DIRECTIONS
Retype each entry exactly. Skip any pictures.

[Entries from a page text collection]
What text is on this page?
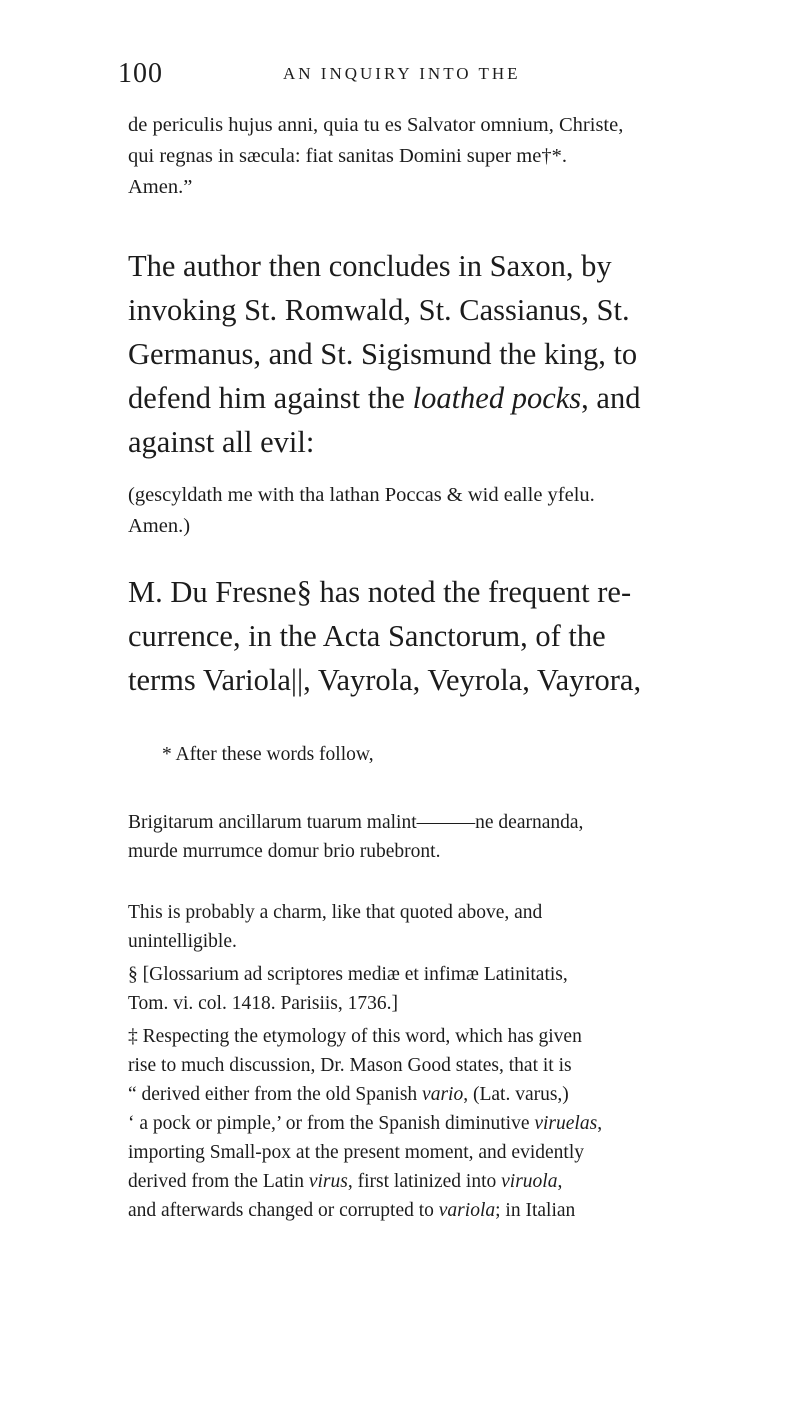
100	AN INQUIRY INTO THE
de periculis hujus anni, quia tu es Salvator omnium, Christe,
qui regnas in sæcula: fiat sanitas Domini super me†*.
Amen.”
The author then concludes in Saxon, by
invoking St. Romwald, St. Cassianus, St.
Germanus, and St. Sigismund the king, to
defend him against the loathed pocks, and
against all evil:
(gescyldath me with tha lathan Poccas & wid ealle yfelu.
Amen.)
M. Du Fresne§ has noted the frequent re-
currence, in the Acta Sanctorum, of the
terms Variola||, Vayrola, Veyrola, Vayrora,
* After these words follow,
Brigitarum ancillarum tuarum malint———ne dearnanda,
murde murrumce domur brio rubebront.
This is probably a charm, like that quoted above, and
unintelligible.
§ [Glossarium ad scriptores mediæ et infimæ Latinitatis,
Tom. vi. col. 1418. Parisiis, 1736.]
‡ Respecting the etymology of this word, which has given
rise to much discussion, Dr. Mason Good states, that it is
“ derived either from the old Spanish vario, (Lat. varus,)
‘ a pock or pimple,’ or from the Spanish diminutive viruelas,
importing Small-pox at the present moment, and evidently
derived from the Latin virus, first latinized into viruola,
and afterwards changed or corrupted to variola; in Italian
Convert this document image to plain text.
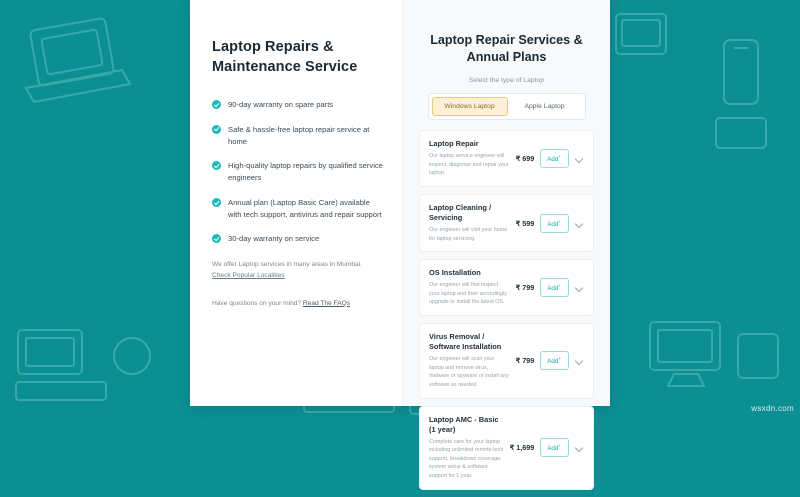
Laptop Repairs & Maintenance Service
90-day warranty on spare parts
Safe & hassle-free laptop repair service at home
High-quality laptop repairs by qualified service engineers
Annual plan (Laptop Basic Care) available with tech support, antivirus and repair support
30-day warranty on service
We offer Laptop services in many areas in Mumbai.
Check Popular Localities
Have questions on your mind? Read The FAQs
Laptop Repair Services & Annual Plans
Select the type of Laptop
Windows Laptop	Apple Laptop
Laptop Repair
Our laptop service engineer will inspect, diagnose and repair your laptop.
₹ 699	Add+
Laptop Cleaning / Servicing
Our engineer will visit your home for laptop servicing.
₹ 599	Add+
OS Installation
Our engineer will first inspect your laptop and then accordingly upgrade or install the latest OS.
₹ 799	Add+
Virus Removal / Software Installation
Our engineer will scan your laptop and remove virus, malware or spyware or install any software as needed.
₹ 799	Add+
Laptop AMC - Basic (1 year)
Complete care for your laptop including unlimited remote tech support, breakdown coverage, system setup & software support for 1 year.
₹ 1,699	Add+
wsxdn.com
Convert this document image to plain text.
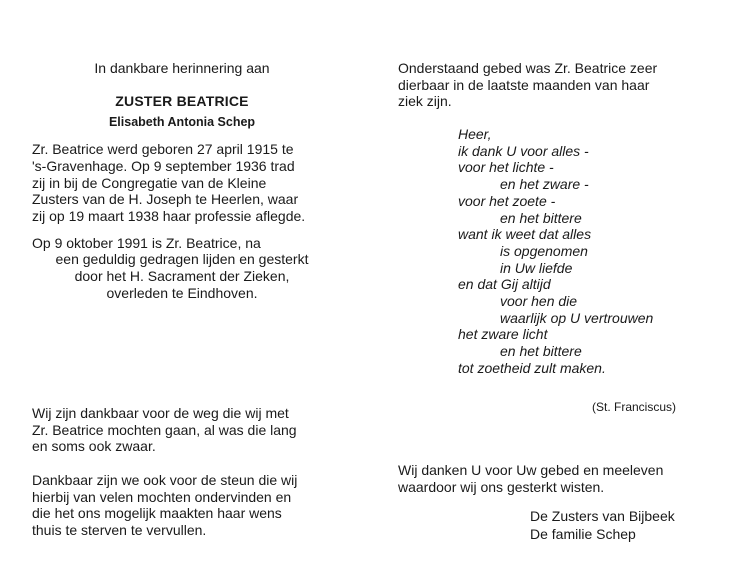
In dankbare herinnering aan
ZUSTER BEATRICE
Elisabeth Antonia Schep
Zr. Beatrice werd geboren 27 april 1915 te
's-Gravenhage. Op 9 september 1936 trad
zij in bij de Congregatie van de Kleine
Zusters van de H. Joseph te Heerlen, waar
zij op 19 maart 1938 haar professie aflegde.
Op 9 oktober 1991 is Zr. Beatrice, na
een geduldig gedragen lijden en gesterkt
door het H. Sacrament der Zieken,
overleden te Eindhoven.
Wij zijn dankbaar voor de weg die wij met
Zr. Beatrice mochten gaan, al was die lang
en soms ook zwaar.
Dankbaar zijn we ook voor de steun die wij
hierbij van velen mochten ondervinden en
die het ons mogelijk maakten haar wens
thuis te sterven te vervullen.
Onderstaand gebed was Zr. Beatrice zeer
dierbaar in de laatste maanden van haar
ziek zijn.
Heer,
ik dank U voor alles -
voor het lichte -
en het zware -
voor het zoete -
en het bittere
want ik weet dat alles
is opgenomen
in Uw liefde
en dat Gij altijd
voor hen die
waarlijk op U vertrouwen
het zware licht
en het bittere
tot zoetheid zult maken.
(St. Franciscus)
Wij danken U voor Uw gebed en meeleven
waardoor wij ons gesterkt wisten.
De Zusters van Bijbeek
De familie Schep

YOUR RESPONSE
What text is on this page?
100	AN INQUIRY INTO THE
de periculis hujus anni, quia tu es Salvator omnium, Christe,
qui regnas in sæcula: fiat sanitas Domini super me†*.
Amen.”
The author then concludes in Saxon, by
invoking St. Romwald, St. Cassianus, St.
Germanus, and St. Sigismund the king, to
defend him against the loathed pocks, and
against all evil:
(gescyldath me with tha lathan Poccas & wid ealle yfelu.
Amen.)
M. Du Fresne§ has noted the frequent re-
currence, in the Acta Sanctorum, of the
terms Variola||, Vayrola, Veyrola, Vayrora,
* After these words follow,
Brigitarum ancillarum tuarum malint———ne dearnanda,
murde murrumce domur brio rubebront.
This is probably a charm, like that quoted above, and
unintelligible.
§ [Glossarium ad scriptores mediæ et infimæ Latinitatis,
Tom. vi. col. 1418. Parisiis, 1736.]
‡ Respecting the etymology of this word, which has given
rise to much discussion, Dr. Mason Good states, that it is
“ derived either from the old Spanish vario, (Lat. varus,)
‘ a pock or pimple,’ or from the Spanish diminutive viruelas,
importing Small-pox at the present moment, and evidently
derived from the Latin virus, first latinized into viruola,
and afterwards changed or corrupted to variola; in Italian
Convert this document image to plain text.
Laptop Repairs & Maintenance Service
90-day warranty on spare parts
Safe & hassle-free laptop repair service at home
High-quality laptop repairs by qualified service engineers
Annual plan (Laptop Basic Care) available with tech support, antivirus and repair support
30-day warranty on service
We offer Laptop services in many areas in Mumbai.
Check Popular Localities
Have questions on your mind? Read The FAQs
Laptop Repair Services & Annual Plans
Select the type of Laptop
Windows Laptop	Apple Laptop
Laptop Repair
Our laptop service engineer will inspect, diagnose and repair your laptop.
₹ 699	Add+
Laptop Cleaning / Servicing
Our engineer will visit your home for laptop servicing.
₹ 599	Add+
OS Installation
Our engineer will first inspect your laptop and then accordingly upgrade or install the latest OS.
₹ 799	Add+
Virus Removal / Software Installation
Our engineer will scan your laptop and remove virus, malware or spyware or install any software as needed.
₹ 799	Add+
Laptop AMC - Basic (1 year)
Complete care for your laptop including unlimited remote tech support, breakdown coverage, system setup & software support for 1 year.
₹ 1,699	Add+
wsxdn.com
Convert this document image to plain text.
In dankbare herinnering aan
ZUSTER BEATRICE
Elisabeth Antonia Schep
Zr. Beatrice werd geboren 27 april 1915 te
's-Gravenhage. Op 9 september 1936 trad
zij in bij de Congregatie van de Kleine
Zusters van de H. Joseph te Heerlen, waar
zij op 19 maart 1938 haar professie aflegde.
Op 9 oktober 1991 is Zr. Beatrice, na
een geduldig gedragen lijden en gesterkt
door het H. Sacrament der Zieken,
overleden te Eindhoven.
Wij zijn dankbaar voor de weg die wij met
Zr. Beatrice mochten gaan, al was die lang
en soms ook zwaar.
Dankbaar zijn we ook voor de steun die wij
hierbij van velen mochten ondervinden en
die het ons mogelijk maakten haar wens
thuis te sterven te vervullen.
Onderstaand gebed was Zr. Beatrice zeer
dierbaar in de laatste maanden van haar
ziek zijn.
Heer,
ik dank U voor alles -
voor het lichte -
en het zware -
voor het zoete -
en het bittere
want ik weet dat alles
is opgenomen
in Uw liefde
en dat Gij altijd
voor hen die
waarlijk op U vertrouwen
het zware licht
en het bittere
tot zoetheid zult maken.
(St. Franciscus)
Wij danken U voor Uw gebed en meeleven
waardoor wij ons gesterkt wisten.
De Zusters van Bijbeek
De familie Schep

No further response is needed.